▶ **WORKING DATA**
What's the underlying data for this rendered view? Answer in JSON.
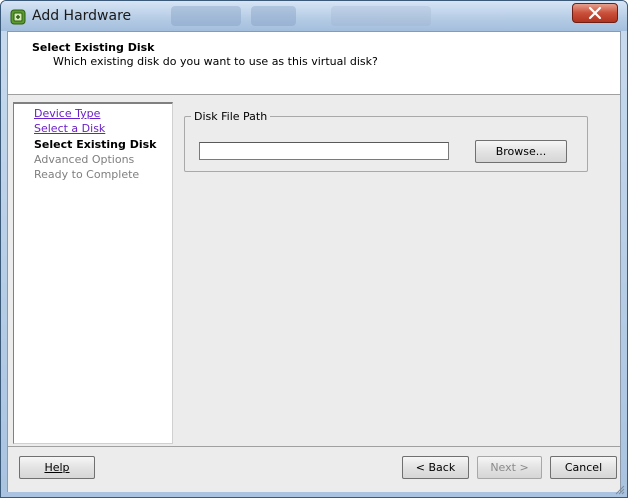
{
  "window": {
    "title": "Add Hardware"
  },
  "header": {
    "title": "Select Existing Disk",
    "subtitle": "Which existing disk do you want to use as this virtual disk?"
  },
  "steps": [
    {
      "label": "Device Type",
      "state": "link"
    },
    {
      "label": "Select a Disk",
      "state": "link"
    },
    {
      "label": "Select Existing Disk",
      "state": "current"
    },
    {
      "label": "Advanced Options",
      "state": "disabled"
    },
    {
      "label": "Ready to Complete",
      "state": "disabled"
    }
  ],
  "disk_group": {
    "legend": "Disk File Path",
    "path_value": "",
    "browse_label": "Browse..."
  },
  "footer": {
    "help_label": "Help",
    "back_label": "< Back",
    "next_label": "Next >",
    "cancel_label": "Cancel"
  },
  "colors": {
    "link": "#6a1fc8",
    "disabled_text": "#7f7f7f",
    "client_bg": "#ececec"
  }
}
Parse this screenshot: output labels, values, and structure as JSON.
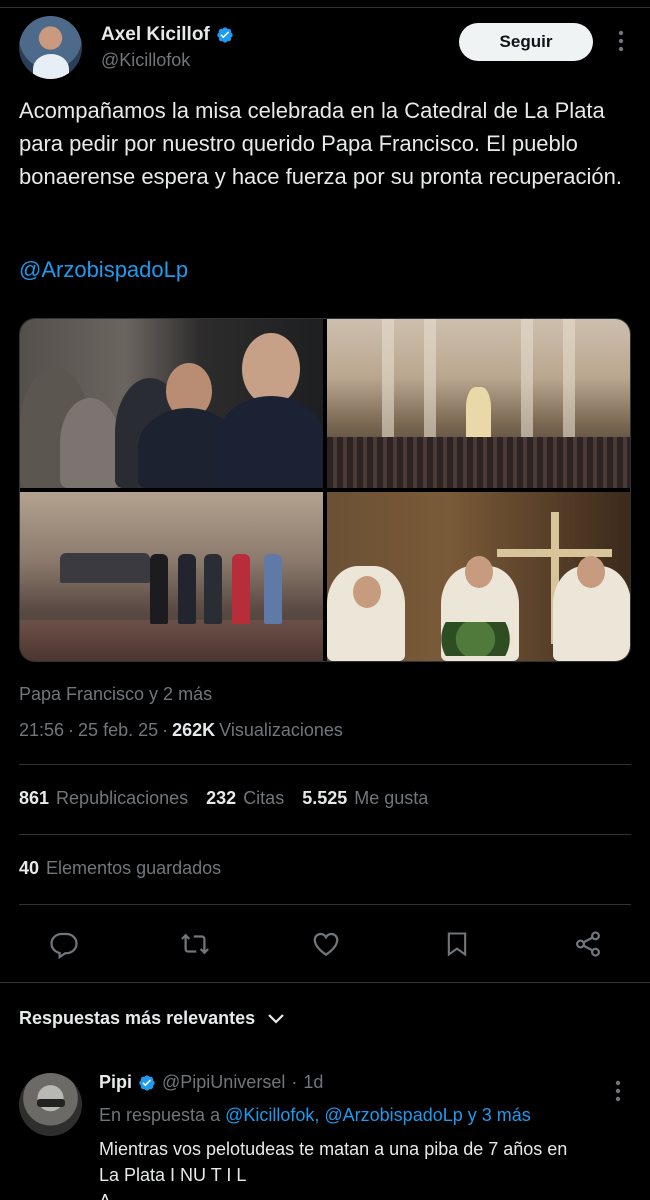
{
  "tweet": {
    "author": {
      "name": "Axel Kicillof",
      "handle": "@Kicillofok",
      "verified": true
    },
    "follow_label": "Seguir",
    "text": "Acompañamos la misa celebrada en la Catedral de La Plata para pedir por nuestro querido Papa Francisco. El pueblo bonaerense espera y hace fuerza por su pronta recuperación.",
    "mention": "@ArzobispadoLp",
    "tagged": "Papa Francisco y 2 más",
    "time": "21:56",
    "date": "25 feb. 25",
    "views_count": "262K",
    "views_label": "Visualizaciones",
    "stats": {
      "reposts": "861",
      "reposts_label": "Republicaciones",
      "quotes": "232",
      "quotes_label": "Citas",
      "likes": "5.525",
      "likes_label": "Me gusta",
      "bookmarks": "40",
      "bookmarks_label": "Elementos guardados"
    },
    "media_count": 4
  },
  "replies": {
    "header": "Respuestas más relevantes",
    "items": [
      {
        "name": "Pipi",
        "handle": "@PipiUniversel",
        "age": "1d",
        "in_reply_prefix": "En respuesta a",
        "in_reply_targets": "@Kicillofok, @ArzobispadoLp y 3 más",
        "text_line1": "Mientras vos pelotudeas te matan a una piba de 7 años en",
        "text_line2": "La Plata I NU T I L",
        "text_line3": "A"
      }
    ]
  },
  "colors": {
    "background": "#000000",
    "text": "#e7e9ea",
    "muted": "#71767b",
    "link": "#1d9bf0",
    "divider": "#2f3336"
  },
  "icons": [
    "verified-badge-icon",
    "more-icon",
    "reply-icon",
    "repost-icon",
    "like-icon",
    "bookmark-icon",
    "share-icon",
    "chevron-down-icon"
  ]
}
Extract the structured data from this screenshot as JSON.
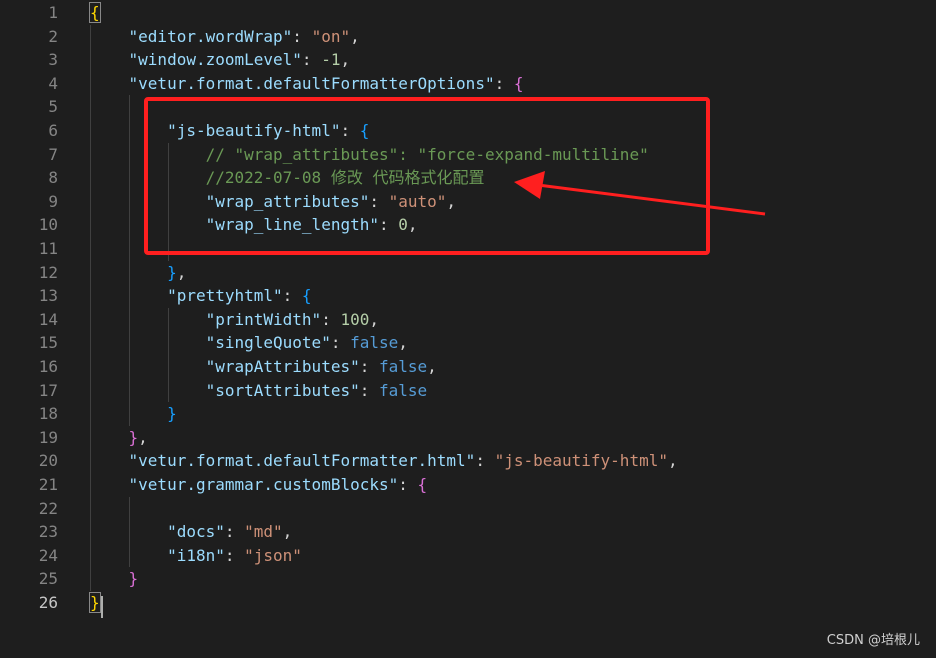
{
  "editor": {
    "lines": [
      {
        "num": "1",
        "tokens": [
          {
            "t": "{",
            "c": "br1 brmatch"
          }
        ]
      },
      {
        "num": "2",
        "tokens": [
          {
            "t": "    "
          },
          {
            "t": "\"editor.wordWrap\"",
            "c": "k"
          },
          {
            "t": ": "
          },
          {
            "t": "\"on\"",
            "c": "s"
          },
          {
            "t": ","
          }
        ]
      },
      {
        "num": "3",
        "tokens": [
          {
            "t": "    "
          },
          {
            "t": "\"window.zoomLevel\"",
            "c": "k"
          },
          {
            "t": ": "
          },
          {
            "t": "-1",
            "c": "n"
          },
          {
            "t": ","
          }
        ]
      },
      {
        "num": "4",
        "tokens": [
          {
            "t": "    "
          },
          {
            "t": "\"vetur.format.defaultFormatterOptions\"",
            "c": "k"
          },
          {
            "t": ": "
          },
          {
            "t": "{",
            "c": "br2"
          }
        ]
      },
      {
        "num": "5",
        "tokens": []
      },
      {
        "num": "6",
        "tokens": [
          {
            "t": "        "
          },
          {
            "t": "\"js-beautify-html\"",
            "c": "k"
          },
          {
            "t": ": "
          },
          {
            "t": "{",
            "c": "br3"
          }
        ]
      },
      {
        "num": "7",
        "tokens": [
          {
            "t": "            "
          },
          {
            "t": "// \"wrap_attributes\": \"force-expand-multiline\"",
            "c": "c"
          }
        ]
      },
      {
        "num": "8",
        "tokens": [
          {
            "t": "            "
          },
          {
            "t": "//2022-07-08 修改 代码格式化配置",
            "c": "c"
          }
        ]
      },
      {
        "num": "9",
        "tokens": [
          {
            "t": "            "
          },
          {
            "t": "\"wrap_attributes\"",
            "c": "k"
          },
          {
            "t": ": "
          },
          {
            "t": "\"auto\"",
            "c": "s"
          },
          {
            "t": ","
          }
        ]
      },
      {
        "num": "10",
        "tokens": [
          {
            "t": "            "
          },
          {
            "t": "\"wrap_line_length\"",
            "c": "k"
          },
          {
            "t": ": "
          },
          {
            "t": "0",
            "c": "n"
          },
          {
            "t": ","
          }
        ]
      },
      {
        "num": "11",
        "tokens": []
      },
      {
        "num": "12",
        "tokens": [
          {
            "t": "        "
          },
          {
            "t": "}",
            "c": "br3"
          },
          {
            "t": ","
          }
        ]
      },
      {
        "num": "13",
        "tokens": [
          {
            "t": "        "
          },
          {
            "t": "\"prettyhtml\"",
            "c": "k"
          },
          {
            "t": ": "
          },
          {
            "t": "{",
            "c": "br3"
          }
        ]
      },
      {
        "num": "14",
        "tokens": [
          {
            "t": "            "
          },
          {
            "t": "\"printWidth\"",
            "c": "k"
          },
          {
            "t": ": "
          },
          {
            "t": "100",
            "c": "n"
          },
          {
            "t": ","
          }
        ]
      },
      {
        "num": "15",
        "tokens": [
          {
            "t": "            "
          },
          {
            "t": "\"singleQuote\"",
            "c": "k"
          },
          {
            "t": ": "
          },
          {
            "t": "false",
            "c": "b"
          },
          {
            "t": ","
          }
        ]
      },
      {
        "num": "16",
        "tokens": [
          {
            "t": "            "
          },
          {
            "t": "\"wrapAttributes\"",
            "c": "k"
          },
          {
            "t": ": "
          },
          {
            "t": "false",
            "c": "b"
          },
          {
            "t": ","
          }
        ]
      },
      {
        "num": "17",
        "tokens": [
          {
            "t": "            "
          },
          {
            "t": "\"sortAttributes\"",
            "c": "k"
          },
          {
            "t": ": "
          },
          {
            "t": "false",
            "c": "b"
          }
        ]
      },
      {
        "num": "18",
        "tokens": [
          {
            "t": "        "
          },
          {
            "t": "}",
            "c": "br3"
          }
        ]
      },
      {
        "num": "19",
        "tokens": [
          {
            "t": "    "
          },
          {
            "t": "}",
            "c": "br2"
          },
          {
            "t": ","
          }
        ]
      },
      {
        "num": "20",
        "tokens": [
          {
            "t": "    "
          },
          {
            "t": "\"vetur.format.defaultFormatter.html\"",
            "c": "k"
          },
          {
            "t": ": "
          },
          {
            "t": "\"js-beautify-html\"",
            "c": "s"
          },
          {
            "t": ","
          }
        ]
      },
      {
        "num": "21",
        "tokens": [
          {
            "t": "    "
          },
          {
            "t": "\"vetur.grammar.customBlocks\"",
            "c": "k"
          },
          {
            "t": ": "
          },
          {
            "t": "{",
            "c": "br2"
          }
        ]
      },
      {
        "num": "22",
        "tokens": []
      },
      {
        "num": "23",
        "tokens": [
          {
            "t": "        "
          },
          {
            "t": "\"docs\"",
            "c": "k"
          },
          {
            "t": ": "
          },
          {
            "t": "\"md\"",
            "c": "s"
          },
          {
            "t": ","
          }
        ]
      },
      {
        "num": "24",
        "tokens": [
          {
            "t": "        "
          },
          {
            "t": "\"i18n\"",
            "c": "k"
          },
          {
            "t": ": "
          },
          {
            "t": "\"json\"",
            "c": "s"
          }
        ]
      },
      {
        "num": "25",
        "tokens": [
          {
            "t": "    "
          },
          {
            "t": "}",
            "c": "br2"
          }
        ]
      },
      {
        "num": "26",
        "tokens": [
          {
            "t": "}",
            "c": "br1 brmatch"
          }
        ],
        "active": true
      }
    ]
  },
  "annotation": {
    "box_color": "#ff1f1f",
    "arrow_color": "#ff1f1f"
  },
  "watermark": "CSDN @培根儿"
}
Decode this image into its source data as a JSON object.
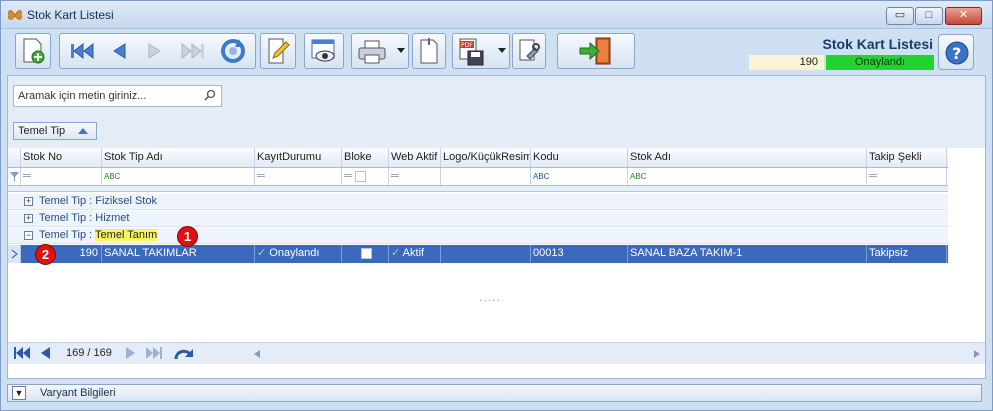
{
  "window": {
    "title": "Stok Kart Listesi",
    "minimize_label": "▭",
    "maximize_label": "□",
    "close_label": "✕"
  },
  "header": {
    "title": "Stok Kart Listesi",
    "record_number": "190",
    "status": "Onaylandı",
    "status_color": "#21d42f"
  },
  "toolbar": {
    "icons": [
      "new-document-icon",
      "first-record-icon",
      "previous-record-icon",
      "next-record-icon",
      "last-record-icon",
      "refresh-icon",
      "edit-icon",
      "preview-icon",
      "print-icon",
      "copy-icon",
      "pdf-save-icon",
      "tools-icon",
      "exit-icon",
      "help-icon"
    ]
  },
  "search": {
    "placeholder": "Aramak için metin giriniz..."
  },
  "group_chip": {
    "label": "Temel Tip"
  },
  "grid": {
    "columns": [
      "Stok No",
      "Stok Tip Adı",
      "KayıtDurumu",
      "Bloke",
      "Web Aktif",
      "Logo/KüçükResim",
      "Kodu",
      "Stok Adı",
      "Takip Şekli"
    ],
    "filter_symbols": {
      "equals": "═",
      "text": "ABC"
    },
    "groups": [
      {
        "prefix": "Temel Tip : ",
        "value": "Fiziksel Stok",
        "expanded": false
      },
      {
        "prefix": "Temel Tip : ",
        "value": "Hizmet",
        "expanded": false
      },
      {
        "prefix": "Temel Tip : ",
        "value": "Temel Tanım",
        "expanded": true
      }
    ],
    "rows": [
      {
        "stok_no": "190",
        "stok_tip_adi": "SANAL TAKIMLAR",
        "kayit_durumu": "Onaylandı",
        "bloke": "",
        "web_aktif": "Aktif",
        "logo": "",
        "kodu": "00013",
        "stok_adi": "SANAL BAZA TAKIM-1",
        "takip_sekli": "Takipsiz"
      }
    ],
    "annotations": [
      "1",
      "2"
    ]
  },
  "navigator": {
    "page_text": "169 / 169"
  },
  "bottom_panel": {
    "label": "Varyant Bilgileri"
  }
}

▶ **SHORT PROBLEM**
Looking at the entries above, how many lines contain the word "screenshot"? Answer with the number alone.

▶ **REPLY**
2